↓↓↓

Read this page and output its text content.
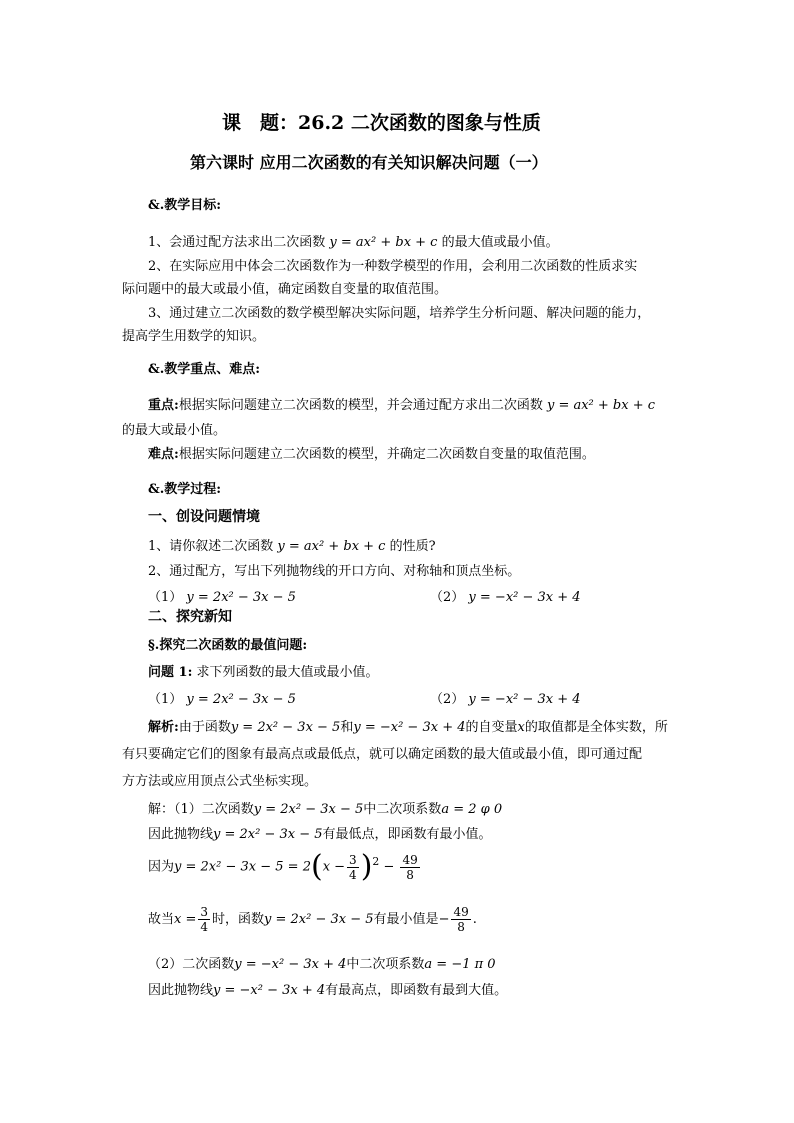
课　题：26.2 二次函数的图象与性质
第六课时 应用二次函数的有关知识解决问题（一）
&.教学目标:
1、会通过配方法求出二次函数 y = ax² + bx + c 的最大值或最小值。
2、在实际应用中体会二次函数作为一种数学模型的作用，会利用二次函数的性质求实
际问题中的最大或最小值，确定函数自变量的取值范围。
3、通过建立二次函数的数学模型解决实际问题，培养学生分析问题、解决问题的能力，
提高学生用数学的知识。
&.教学重点、难点:
重点:根据实际问题建立二次函数的模型，并会通过配方求出二次函数 y = ax² + bx + c
的最大或最小值。
难点:根据实际问题建立二次函数的模型，并确定二次函数自变量的取值范围。
&.教学过程:
一、创设问题情境
1、请你叙述二次函数 y = ax² + bx + c 的性质?
2、通过配方，写出下列抛物线的开口方向、对称轴和顶点坐标。
（1） y = 2x² − 3x − 5	（2） y = −x² − 3x + 4
二、探究新知
§.探究二次函数的最值问题:
问题 1: 求下列函数的最大值或最小值。
（1） y = 2x² − 3x − 5	（2） y = −x² − 3x + 4
解析:由于函数y = 2x² − 3x − 5和y = −x² − 3x + 4的自变量x的取值都是全体实数，所
有只要确定它们的图象有最高点或最低点，就可以确定函数的最大值或最小值，即可通过配
方方法或应用顶点公式坐标实现。
解：（1）二次函数y = 2x² − 3x − 5中二次项系数a = 2 φ 0
因此抛物线y = 2x² − 3x − 5有最低点，即函数有最小值。
因为$y = 2x^2 - 3x - 5 = 2(x - \frac{3}{4} )^2 - \frac{49}{8}$
故当$x = \frac{3}{4}$ 时，函数y = 2x² − 3x − 5有最小值是− $\frac{49}{8}$ .
（2）二次函数y = −x² − 3x + 4中二次项系数a = −1 π 0
因此抛物线y = −x² − 3x + 4有最高点，即函数有最到大值。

↑↑↑

SHORT EXERCISE |
Transcribe the full listing character for character. Pictures are excluded.

RESULT OF THIS EXERCISE |
Read this page and output its text content.
课　题：26.2 二次函数的图象与性质
第六课时 应用二次函数的有关知识解决问题（一）
&.教学目标:
1、会通过配方法求出二次函数 y = ax² + bx + c 的最大值或最小值。
2、在实际应用中体会二次函数作为一种数学模型的作用，会利用二次函数的性质求实
际问题中的最大或最小值，确定函数自变量的取值范围。
3、通过建立二次函数的数学模型解决实际问题，培养学生分析问题、解决问题的能力，
提高学生用数学的知识。
&.教学重点、难点:
重点:根据实际问题建立二次函数的模型，并会通过配方求出二次函数 y = ax² + bx + c
的最大或最小值。
难点:根据实际问题建立二次函数的模型，并确定二次函数自变量的取值范围。
&.教学过程:
一、创设问题情境
1、请你叙述二次函数 y = ax² + bx + c 的性质?
2、通过配方，写出下列抛物线的开口方向、对称轴和顶点坐标。
（1） y = 2x² − 3x − 5	（2） y = −x² − 3x + 4
二、探究新知
§.探究二次函数的最值问题:
问题 1: 求下列函数的最大值或最小值。
（1） y = 2x² − 3x − 5	（2） y = −x² − 3x + 4
解析:由于函数y = 2x² − 3x − 5和y = −x² − 3x + 4的自变量x的取值都是全体实数，所
有只要确定它们的图象有最高点或最低点，就可以确定函数的最大值或最小值，即可通过配
方方法或应用顶点公式坐标实现。
解：（1）二次函数y = 2x² − 3x − 5中二次项系数a = 2 φ 0
因此抛物线y = 2x² − 3x − 5有最低点，即函数有最小值。
因为$y = 2x^2 - 3x - 5 = 2(x - \frac{3}{4} )^2 - \frac{49}{8}$
故当$x = \frac{3}{4}$ 时，函数y = 2x² − 3x − 5有最小值是− $\frac{49}{8}$ .
（2）二次函数y = −x² − 3x + 4中二次项系数a = −1 π 0
因此抛物线y = −x² − 3x + 4有最高点，即函数有最到大值。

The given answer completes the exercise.